Give back exactly the lines from the "Output the underlying" line to the final line of the records, and only those, minus any pictures.

■ **Saved entries**:
----
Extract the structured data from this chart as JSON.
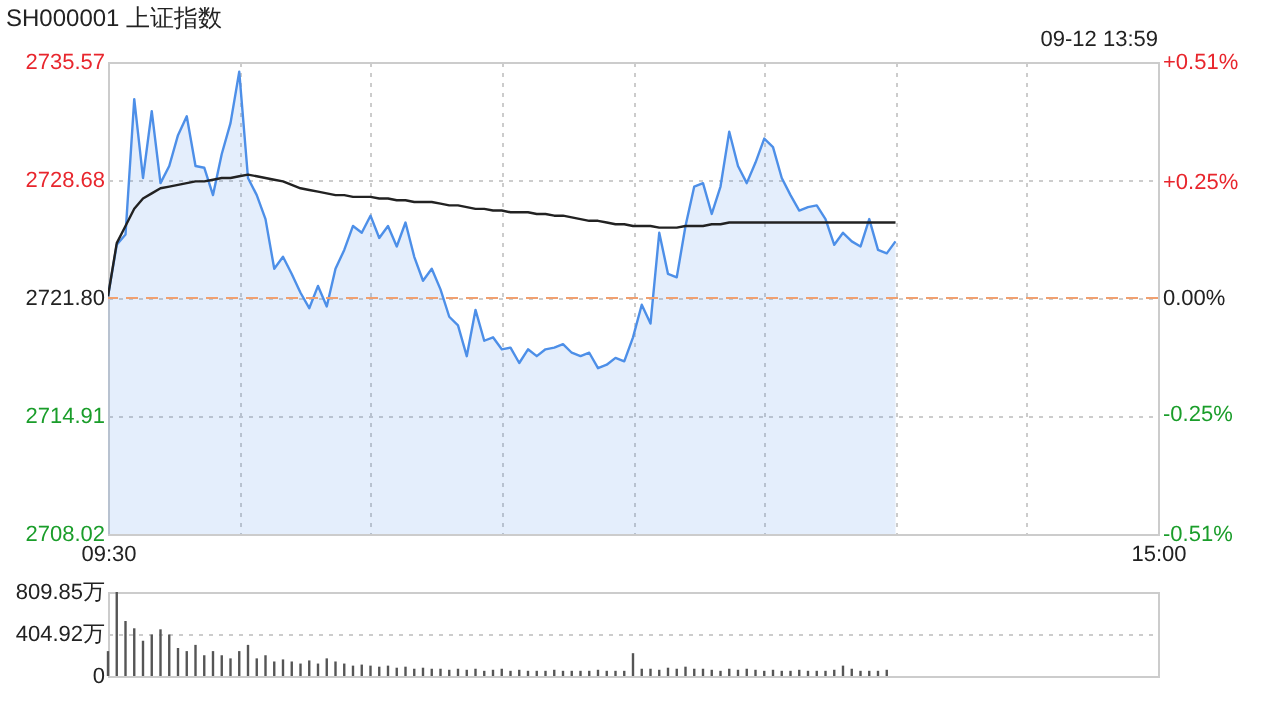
{
  "chart_data": [
    {
      "type": "line",
      "title": "SH000001 上证指数",
      "annotations": [
        "09-12 13:59"
      ],
      "categories": [
        "09:30",
        null,
        null,
        null,
        null,
        null,
        null,
        null,
        null,
        null,
        null,
        null,
        null,
        null,
        null,
        null,
        null,
        null,
        null,
        null,
        null,
        null,
        null,
        null,
        null,
        null,
        null,
        null,
        null,
        null,
        null,
        null,
        null,
        null,
        null,
        null,
        null,
        null,
        null,
        null,
        null,
        null,
        null,
        null,
        null,
        null,
        null,
        null,
        null,
        null,
        null,
        null,
        null,
        null,
        null,
        null,
        null,
        null,
        null,
        null,
        null,
        null,
        null,
        null,
        null,
        null,
        null,
        null,
        null,
        null,
        null,
        null,
        null,
        null,
        null,
        null,
        null,
        null,
        null,
        null,
        null,
        null,
        null,
        null,
        null,
        null,
        null,
        null,
        null,
        null,
        null,
        null,
        null,
        null,
        null,
        null,
        null,
        null,
        null,
        null,
        null,
        null,
        null,
        null,
        null,
        null,
        null,
        null,
        null,
        null,
        null,
        null,
        null,
        null,
        null,
        null,
        null,
        null,
        null,
        null,
        "15:00"
      ],
      "ylim": [
        2708.02,
        2735.57
      ],
      "yticks": [
        2708.02,
        2714.91,
        {
          "value": 2721.8,
          "label": "2721.80"
        },
        2728.68,
        2735.57
      ],
      "y2lim": [
        -0.51,
        0.51
      ],
      "y2ticks": [
        {
          "value": -0.51,
          "label": "-0.51%"
        },
        {
          "value": -0.25,
          "label": "-0.25%"
        },
        {
          "value": 0,
          "label": "0.00%"
        },
        {
          "value": 0.25,
          "label": "+0.25%"
        },
        {
          "value": 0.51,
          "label": "+0.51%"
        }
      ],
      "grid": true,
      "ref_lines": [
        {
          "axis": "y2",
          "value": 0,
          "color": "#f0a070",
          "line_style": "dashed"
        }
      ],
      "series": [
        {
          "type": "area",
          "color": "#4d8fe8",
          "values": [
            2721.9,
            2724.9,
            2725.5,
            2733.4,
            2728.8,
            2732.7,
            2728.5,
            2729.5,
            2731.3,
            2732.4,
            2729.5,
            2729.4,
            2727.8,
            2730.2,
            2732.0,
            2735.0,
            2728.8,
            2727.8,
            2726.4,
            2723.5,
            2724.2,
            2723.2,
            2722.1,
            2721.2,
            2722.5,
            2721.3,
            2723.5,
            2724.6,
            2726.0,
            2725.6,
            2726.6,
            2725.3,
            2726.0,
            2724.8,
            2726.2,
            2724.2,
            2722.8,
            2723.5,
            2722.3,
            2720.7,
            2720.2,
            2718.4,
            2721.1,
            2719.3,
            2719.5,
            2718.8,
            2718.9,
            2718.0,
            2718.8,
            2718.4,
            2718.8,
            2718.9,
            2719.1,
            2718.6,
            2718.4,
            2718.6,
            2717.7,
            2717.9,
            2718.3,
            2718.1,
            2719.5,
            2721.4,
            2720.3,
            2725.6,
            2723.2,
            2723.0,
            2726.0,
            2728.3,
            2728.5,
            2726.7,
            2728.3,
            2731.5,
            2729.5,
            2728.5,
            2729.7,
            2731.1,
            2730.6,
            2728.8,
            2727.8,
            2726.9,
            2727.1,
            2727.2,
            2726.4,
            2724.9,
            2725.6,
            2725.1,
            2724.8,
            2726.4,
            2724.6,
            2724.4,
            2725.1,
            null,
            null,
            null,
            null,
            null,
            null,
            null,
            null,
            null,
            null,
            null,
            null,
            null,
            null,
            null,
            null,
            null,
            null,
            null,
            null,
            null,
            null,
            null,
            null,
            null,
            null,
            null,
            null,
            null,
            null
          ]
        },
        {
          "type": "line",
          "color": "#222222",
          "values": [
            2721.9,
            2725.0,
            2726.0,
            2727.0,
            2727.6,
            2727.9,
            2728.2,
            2728.3,
            2728.4,
            2728.5,
            2728.6,
            2728.6,
            2728.7,
            2728.8,
            2728.8,
            2728.9,
            2729.0,
            2728.9,
            2728.8,
            2728.7,
            2728.6,
            2728.4,
            2728.2,
            2728.1,
            2728.0,
            2727.9,
            2727.8,
            2727.8,
            2727.7,
            2727.7,
            2727.7,
            2727.6,
            2727.6,
            2727.5,
            2727.5,
            2727.4,
            2727.4,
            2727.4,
            2727.3,
            2727.2,
            2727.2,
            2727.1,
            2727.0,
            2727.0,
            2726.9,
            2726.9,
            2726.8,
            2726.8,
            2726.8,
            2726.7,
            2726.7,
            2726.6,
            2726.6,
            2726.5,
            2726.4,
            2726.3,
            2726.3,
            2726.2,
            2726.1,
            2726.1,
            2726.0,
            2726.0,
            2726.0,
            2725.9,
            2725.9,
            2725.9,
            2726.0,
            2726.0,
            2726.0,
            2726.1,
            2726.1,
            2726.2,
            2726.2,
            2726.2,
            2726.2,
            2726.2,
            2726.2,
            2726.2,
            2726.2,
            2726.2,
            2726.2,
            2726.2,
            2726.2,
            2726.2,
            2726.2,
            2726.2,
            2726.2,
            2726.2,
            2726.2,
            2726.2,
            2726.2,
            null,
            null,
            null,
            null,
            null,
            null,
            null,
            null,
            null,
            null,
            null,
            null,
            null,
            null,
            null,
            null,
            null,
            null,
            null,
            null,
            null,
            null,
            null,
            null,
            null,
            null,
            null,
            null,
            null,
            null
          ]
        }
      ]
    },
    {
      "type": "bar",
      "color": "#555555",
      "grid": "y",
      "categories": [
        null,
        null,
        null,
        null,
        null,
        null,
        null,
        null,
        null,
        null,
        null,
        null,
        null,
        null,
        null,
        null,
        null,
        null,
        null,
        null,
        null,
        null,
        null,
        null,
        null,
        null,
        null,
        null,
        null,
        null,
        null,
        null,
        null,
        null,
        null,
        null,
        null,
        null,
        null,
        null,
        null,
        null,
        null,
        null,
        null,
        null,
        null,
        null,
        null,
        null,
        null,
        null,
        null,
        null,
        null,
        null,
        null,
        null,
        null,
        null,
        null,
        null,
        null,
        null,
        null,
        null,
        null,
        null,
        null,
        null,
        null,
        null,
        null,
        null,
        null,
        null,
        null,
        null,
        null,
        null,
        null,
        null,
        null,
        null,
        null,
        null,
        null,
        null,
        null,
        null,
        null,
        null,
        null,
        null,
        null,
        null,
        null,
        null,
        null,
        null,
        null,
        null,
        null,
        null,
        null,
        null,
        null,
        null,
        null,
        null,
        null,
        null,
        null,
        null,
        null,
        null,
        null,
        null,
        null,
        null,
        null
      ],
      "ylim": [
        0,
        809.85
      ],
      "yticks": [
        {
          "value": 0,
          "label": "0"
        },
        {
          "value": 404.92,
          "label": "404.92万"
        },
        {
          "value": 809.85,
          "label": "809.85万"
        }
      ],
      "values": [
        240,
        809.85,
        530,
        460,
        340,
        400,
        450,
        400,
        270,
        240,
        300,
        200,
        240,
        200,
        170,
        240,
        300,
        170,
        200,
        140,
        160,
        140,
        120,
        150,
        120,
        170,
        140,
        120,
        100,
        110,
        100,
        90,
        100,
        80,
        90,
        70,
        80,
        70,
        70,
        60,
        70,
        60,
        70,
        50,
        60,
        70,
        50,
        60,
        50,
        50,
        50,
        60,
        50,
        50,
        50,
        50,
        60,
        50,
        50,
        50,
        220,
        70,
        70,
        60,
        80,
        70,
        90,
        70,
        70,
        60,
        50,
        70,
        60,
        70,
        60,
        50,
        60,
        50,
        50,
        60,
        50,
        50,
        50,
        60,
        100,
        70,
        50,
        50,
        50,
        60,
        null,
        null,
        null,
        null,
        null,
        null,
        null,
        null,
        null,
        null,
        null,
        null,
        null,
        null,
        null,
        null,
        null,
        null,
        null,
        null,
        null,
        null,
        null,
        null,
        null,
        null,
        null,
        null,
        null,
        null,
        null
      ]
    }
  ]
}
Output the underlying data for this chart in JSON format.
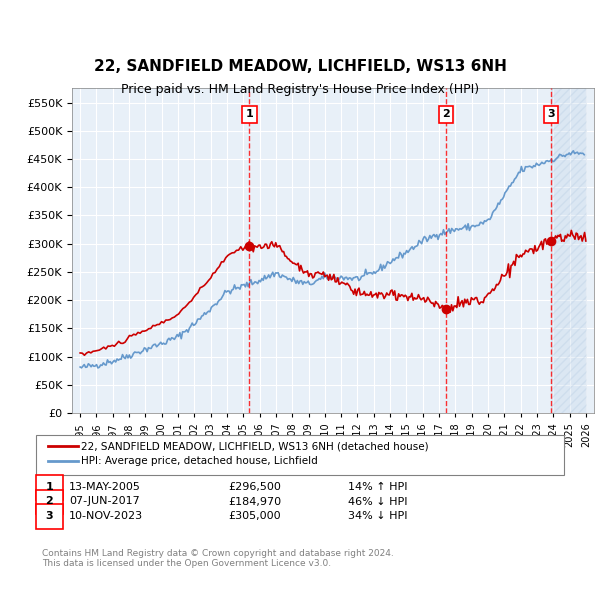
{
  "title": "22, SANDFIELD MEADOW, LICHFIELD, WS13 6NH",
  "subtitle": "Price paid vs. HM Land Registry's House Price Index (HPI)",
  "transactions": [
    {
      "num": 1,
      "date": "13-MAY-2005",
      "year": 2005.37,
      "price": 296500,
      "pct": "14%",
      "dir": "↑"
    },
    {
      "num": 2,
      "date": "07-JUN-2017",
      "year": 2017.44,
      "price": 184970,
      "pct": "46%",
      "dir": "↓"
    },
    {
      "num": 3,
      "date": "10-NOV-2023",
      "year": 2023.85,
      "price": 305000,
      "pct": "34%",
      "dir": "↓"
    }
  ],
  "legend_property": "22, SANDFIELD MEADOW, LICHFIELD, WS13 6NH (detached house)",
  "legend_hpi": "HPI: Average price, detached house, Lichfield",
  "footer1": "Contains HM Land Registry data © Crown copyright and database right 2024.",
  "footer2": "This data is licensed under the Open Government Licence v3.0.",
  "ylim": [
    0,
    575000
  ],
  "xlim": [
    1994.5,
    2026.5
  ],
  "yticks": [
    0,
    50000,
    100000,
    150000,
    200000,
    250000,
    300000,
    350000,
    400000,
    450000,
    500000,
    550000
  ],
  "ytick_labels": [
    "£0",
    "£50K",
    "£100K",
    "£150K",
    "£200K",
    "£250K",
    "£300K",
    "£350K",
    "£400K",
    "£450K",
    "£500K",
    "£550K"
  ],
  "property_color": "#cc0000",
  "hpi_color": "#aac4e0",
  "hpi_color_line": "#6699cc",
  "background_color": "#e8f0f8",
  "hatch_color": "#c0d4e8"
}
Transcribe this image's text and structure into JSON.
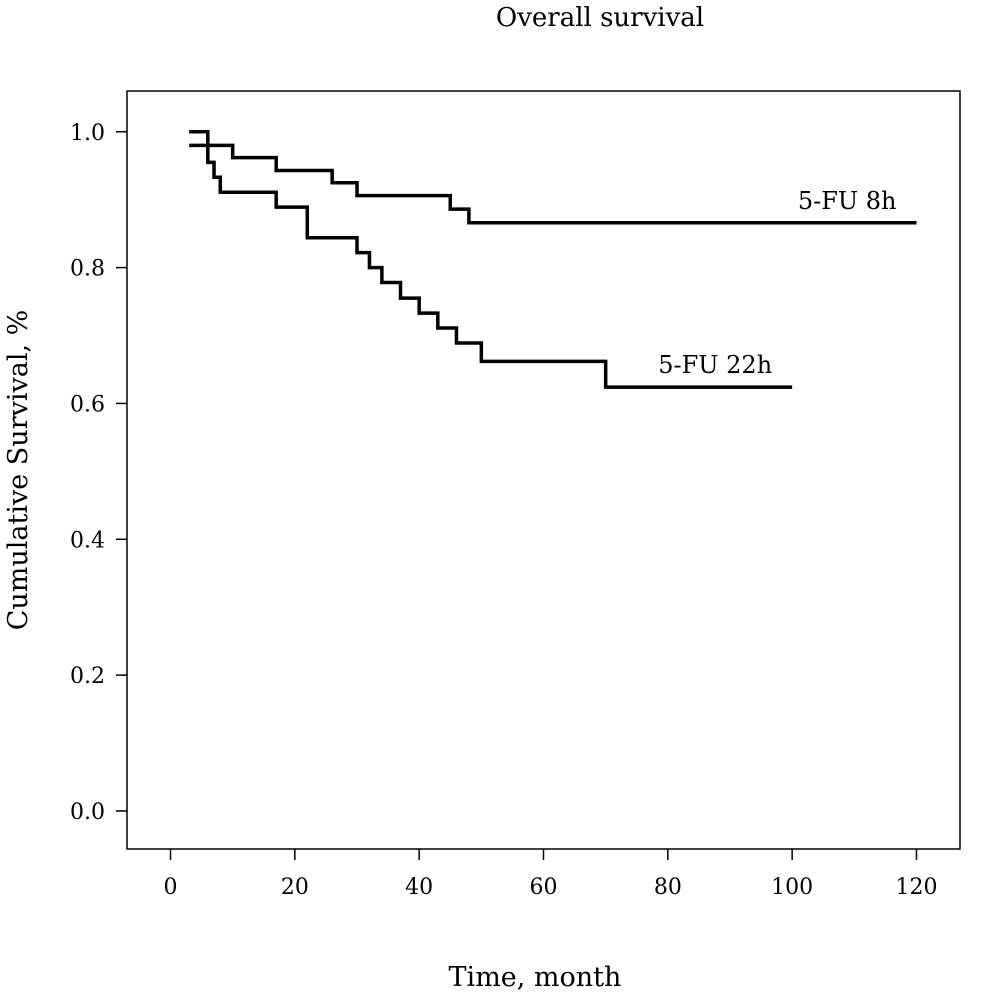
----
■ **THE OUTPUT**:
Output the underlying data for this chart in JSON format.
{
  "title": "22, SANDFIELD MEADOW, LICHFIELD, WS13 6NH",
  "subtitle": "Price paid vs. HM Land Registry's House Price Index (HPI)",
  "transactions": [
    {
      "num": 1,
      "date": "13-MAY-2005",
      "year": 2005.37,
      "price": 296500,
      "pct": "14%",
      "dir": "↑"
    },
    {
      "num": 2,
      "date": "07-JUN-2017",
      "year": 2017.44,
      "price": 184970,
      "pct": "46%",
      "dir": "↓"
    },
    {
      "num": 3,
      "date": "10-NOV-2023",
      "year": 2023.85,
      "price": 305000,
      "pct": "34%",
      "dir": "↓"
    }
  ],
  "legend_property": "22, SANDFIELD MEADOW, LICHFIELD, WS13 6NH (detached house)",
  "legend_hpi": "HPI: Average price, detached house, Lichfield",
  "footer1": "Contains HM Land Registry data © Crown copyright and database right 2024.",
  "footer2": "This data is licensed under the Open Government Licence v3.0.",
  "ylim": [
    0,
    575000
  ],
  "xlim": [
    1994.5,
    2026.5
  ],
  "yticks": [
    0,
    50000,
    100000,
    150000,
    200000,
    250000,
    300000,
    350000,
    400000,
    450000,
    500000,
    550000
  ],
  "ytick_labels": [
    "£0",
    "£50K",
    "£100K",
    "£150K",
    "£200K",
    "£250K",
    "£300K",
    "£350K",
    "£400K",
    "£450K",
    "£500K",
    "£550K"
  ],
  "property_color": "#cc0000",
  "hpi_color": "#aac4e0",
  "hpi_color_line": "#6699cc",
  "background_color": "#e8f0f8",
  "hatch_color": "#c0d4e8"
}
Transcribe this image's text and structure into JSON.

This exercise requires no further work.